╭─ RECORDS FOR THE EXERCISE

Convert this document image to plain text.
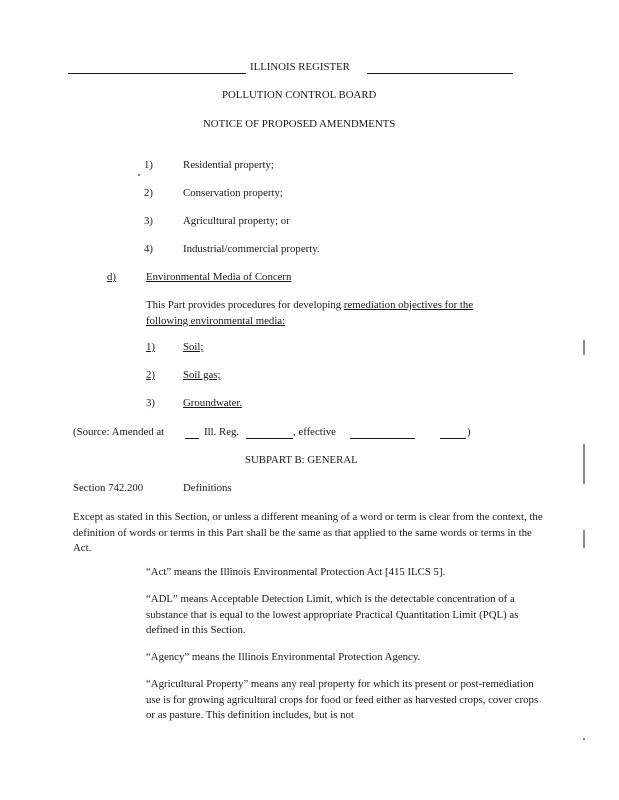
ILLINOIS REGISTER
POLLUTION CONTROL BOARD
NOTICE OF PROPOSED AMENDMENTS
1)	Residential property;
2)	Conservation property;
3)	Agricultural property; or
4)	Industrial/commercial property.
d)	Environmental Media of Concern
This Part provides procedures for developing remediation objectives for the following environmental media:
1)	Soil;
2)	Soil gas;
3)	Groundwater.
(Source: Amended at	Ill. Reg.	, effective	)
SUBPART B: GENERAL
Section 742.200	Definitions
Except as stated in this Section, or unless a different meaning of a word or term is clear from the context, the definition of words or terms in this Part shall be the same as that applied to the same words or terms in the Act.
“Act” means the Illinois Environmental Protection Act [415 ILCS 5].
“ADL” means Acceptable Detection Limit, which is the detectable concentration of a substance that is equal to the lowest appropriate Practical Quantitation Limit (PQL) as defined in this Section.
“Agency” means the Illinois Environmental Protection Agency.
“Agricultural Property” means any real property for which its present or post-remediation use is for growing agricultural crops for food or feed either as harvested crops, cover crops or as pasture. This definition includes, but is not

╰─

EXERCISE — The data should be printed again unchanged; leave its pictures out.

ANSWER FOR THE TASK —
Convert this document image to plain text.
ILLINOIS REGISTER
POLLUTION CONTROL BOARD
NOTICE OF PROPOSED AMENDMENTS
1)	Residential property;
2)	Conservation property;
3)	Agricultural property; or
4)	Industrial/commercial property.
d)	Environmental Media of Concern
This Part provides procedures for developing remediation objectives for the following environmental media:
1)	Soil;
2)	Soil gas;
3)	Groundwater.
(Source: Amended at	Ill. Reg.	, effective	)
SUBPART B: GENERAL
Section 742.200	Definitions
Except as stated in this Section, or unless a different meaning of a word or term is clear from the context, the definition of words or terms in this Part shall be the same as that applied to the same words or terms in the Act.
“Act” means the Illinois Environmental Protection Act [415 ILCS 5].
“ADL” means Acceptable Detection Limit, which is the detectable concentration of a substance that is equal to the lowest appropriate Practical Quantitation Limit (PQL) as defined in this Section.
“Agency” means the Illinois Environmental Protection Agency.
“Agricultural Property” means any real property for which its present or post-remediation use is for growing agricultural crops for food or feed either as harvested crops, cover crops or as pasture. This definition includes, but is not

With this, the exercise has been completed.